◆ **DIRECTIONS**
Find all lines in the listing that include the word "Apartment", then copy them.

^^^^^^^^^^^^^^^^

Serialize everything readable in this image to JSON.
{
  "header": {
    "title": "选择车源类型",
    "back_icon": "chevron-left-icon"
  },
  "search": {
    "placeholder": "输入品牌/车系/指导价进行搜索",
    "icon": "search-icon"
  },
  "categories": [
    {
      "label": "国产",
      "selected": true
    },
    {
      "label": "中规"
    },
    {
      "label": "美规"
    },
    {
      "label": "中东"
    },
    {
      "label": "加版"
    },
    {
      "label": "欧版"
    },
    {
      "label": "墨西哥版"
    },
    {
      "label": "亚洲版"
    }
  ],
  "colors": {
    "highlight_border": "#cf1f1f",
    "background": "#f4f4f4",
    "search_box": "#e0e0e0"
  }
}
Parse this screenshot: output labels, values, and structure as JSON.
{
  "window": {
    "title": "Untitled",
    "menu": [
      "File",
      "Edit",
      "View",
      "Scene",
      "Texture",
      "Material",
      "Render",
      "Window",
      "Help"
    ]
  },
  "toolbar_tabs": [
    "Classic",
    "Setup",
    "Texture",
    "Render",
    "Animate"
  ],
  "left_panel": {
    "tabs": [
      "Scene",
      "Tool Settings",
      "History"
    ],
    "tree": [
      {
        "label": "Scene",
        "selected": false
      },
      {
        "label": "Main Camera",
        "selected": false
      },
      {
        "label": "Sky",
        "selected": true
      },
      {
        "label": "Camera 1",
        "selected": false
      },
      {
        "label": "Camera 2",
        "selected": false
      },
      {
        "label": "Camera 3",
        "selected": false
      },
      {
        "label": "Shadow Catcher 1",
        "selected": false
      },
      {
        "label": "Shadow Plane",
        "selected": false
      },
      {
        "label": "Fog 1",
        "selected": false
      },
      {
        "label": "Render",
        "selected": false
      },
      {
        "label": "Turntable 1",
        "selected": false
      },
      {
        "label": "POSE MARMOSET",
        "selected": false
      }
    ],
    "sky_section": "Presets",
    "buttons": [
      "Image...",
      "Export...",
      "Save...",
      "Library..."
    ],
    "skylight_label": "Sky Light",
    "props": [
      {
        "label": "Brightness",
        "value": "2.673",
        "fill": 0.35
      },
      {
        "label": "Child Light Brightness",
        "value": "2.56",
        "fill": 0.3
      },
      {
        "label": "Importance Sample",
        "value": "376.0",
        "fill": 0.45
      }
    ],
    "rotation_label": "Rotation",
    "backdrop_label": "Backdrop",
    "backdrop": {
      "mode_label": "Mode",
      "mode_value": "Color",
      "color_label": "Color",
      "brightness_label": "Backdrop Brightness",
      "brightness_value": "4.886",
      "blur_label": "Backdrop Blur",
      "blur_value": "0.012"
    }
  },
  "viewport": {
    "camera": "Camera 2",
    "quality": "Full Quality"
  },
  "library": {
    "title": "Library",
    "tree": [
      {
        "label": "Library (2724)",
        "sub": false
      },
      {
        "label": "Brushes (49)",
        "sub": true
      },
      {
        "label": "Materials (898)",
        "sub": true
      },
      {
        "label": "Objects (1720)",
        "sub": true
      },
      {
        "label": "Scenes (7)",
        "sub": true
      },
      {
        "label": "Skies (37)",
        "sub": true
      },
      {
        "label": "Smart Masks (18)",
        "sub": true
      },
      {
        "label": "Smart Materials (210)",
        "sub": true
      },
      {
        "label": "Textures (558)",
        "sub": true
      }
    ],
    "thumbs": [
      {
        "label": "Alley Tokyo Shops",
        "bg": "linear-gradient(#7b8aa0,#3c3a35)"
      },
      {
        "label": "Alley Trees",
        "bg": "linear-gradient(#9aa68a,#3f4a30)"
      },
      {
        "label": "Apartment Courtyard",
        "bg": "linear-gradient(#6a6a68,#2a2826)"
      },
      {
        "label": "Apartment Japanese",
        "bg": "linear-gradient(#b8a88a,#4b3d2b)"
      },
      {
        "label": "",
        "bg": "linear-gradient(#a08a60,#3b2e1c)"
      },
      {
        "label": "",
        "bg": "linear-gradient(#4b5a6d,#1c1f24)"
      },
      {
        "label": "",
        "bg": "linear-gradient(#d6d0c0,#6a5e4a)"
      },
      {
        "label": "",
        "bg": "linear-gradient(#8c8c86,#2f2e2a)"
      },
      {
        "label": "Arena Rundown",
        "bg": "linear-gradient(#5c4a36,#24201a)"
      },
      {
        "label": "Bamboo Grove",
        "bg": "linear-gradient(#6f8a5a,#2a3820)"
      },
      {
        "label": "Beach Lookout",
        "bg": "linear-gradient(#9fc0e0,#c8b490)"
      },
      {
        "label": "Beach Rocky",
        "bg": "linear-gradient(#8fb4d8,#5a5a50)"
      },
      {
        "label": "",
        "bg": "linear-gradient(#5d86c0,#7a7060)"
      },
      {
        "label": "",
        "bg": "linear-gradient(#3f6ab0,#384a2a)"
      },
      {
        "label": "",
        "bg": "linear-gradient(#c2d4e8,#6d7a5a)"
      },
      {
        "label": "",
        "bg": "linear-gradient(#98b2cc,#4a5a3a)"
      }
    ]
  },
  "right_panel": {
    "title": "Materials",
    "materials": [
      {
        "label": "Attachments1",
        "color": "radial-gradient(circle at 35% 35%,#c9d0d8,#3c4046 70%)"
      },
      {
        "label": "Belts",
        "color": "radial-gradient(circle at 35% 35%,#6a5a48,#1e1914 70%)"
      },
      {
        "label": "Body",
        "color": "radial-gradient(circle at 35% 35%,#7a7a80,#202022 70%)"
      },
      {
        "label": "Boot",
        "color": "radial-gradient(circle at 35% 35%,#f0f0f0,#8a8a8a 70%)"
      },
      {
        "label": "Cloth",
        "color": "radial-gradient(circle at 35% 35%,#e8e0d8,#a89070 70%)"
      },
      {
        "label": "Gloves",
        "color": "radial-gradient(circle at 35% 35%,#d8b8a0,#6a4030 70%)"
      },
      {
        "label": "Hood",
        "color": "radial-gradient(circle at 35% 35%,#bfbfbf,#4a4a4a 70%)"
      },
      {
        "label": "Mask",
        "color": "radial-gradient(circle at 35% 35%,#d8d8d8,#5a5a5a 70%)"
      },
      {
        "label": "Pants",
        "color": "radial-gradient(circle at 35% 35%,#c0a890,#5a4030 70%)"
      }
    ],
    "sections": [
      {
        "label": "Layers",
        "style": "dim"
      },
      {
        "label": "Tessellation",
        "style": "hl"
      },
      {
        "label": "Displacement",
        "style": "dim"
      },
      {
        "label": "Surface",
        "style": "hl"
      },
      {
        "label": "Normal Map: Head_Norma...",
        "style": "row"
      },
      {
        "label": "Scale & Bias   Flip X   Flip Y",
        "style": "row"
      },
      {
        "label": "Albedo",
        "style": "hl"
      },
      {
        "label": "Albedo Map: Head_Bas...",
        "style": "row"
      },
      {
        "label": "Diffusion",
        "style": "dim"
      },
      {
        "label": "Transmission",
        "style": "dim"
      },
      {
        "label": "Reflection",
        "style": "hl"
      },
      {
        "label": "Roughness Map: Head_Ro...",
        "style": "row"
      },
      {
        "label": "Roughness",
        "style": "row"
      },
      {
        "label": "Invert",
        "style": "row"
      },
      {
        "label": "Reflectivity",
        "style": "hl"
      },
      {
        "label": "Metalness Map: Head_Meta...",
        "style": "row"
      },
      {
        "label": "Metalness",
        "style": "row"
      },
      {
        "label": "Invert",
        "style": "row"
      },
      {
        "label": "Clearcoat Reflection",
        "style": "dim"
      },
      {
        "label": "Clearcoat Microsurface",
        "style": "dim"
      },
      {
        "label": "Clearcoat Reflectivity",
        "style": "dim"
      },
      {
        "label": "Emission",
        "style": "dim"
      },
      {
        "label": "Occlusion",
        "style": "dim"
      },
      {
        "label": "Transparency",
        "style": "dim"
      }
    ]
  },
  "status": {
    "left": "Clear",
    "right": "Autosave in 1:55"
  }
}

^^^^^^^^^^^^^^^^

◆ **TASK ANSWER**
        "label": "Apartment Courtyard",
        "label": "Apartment Japanese",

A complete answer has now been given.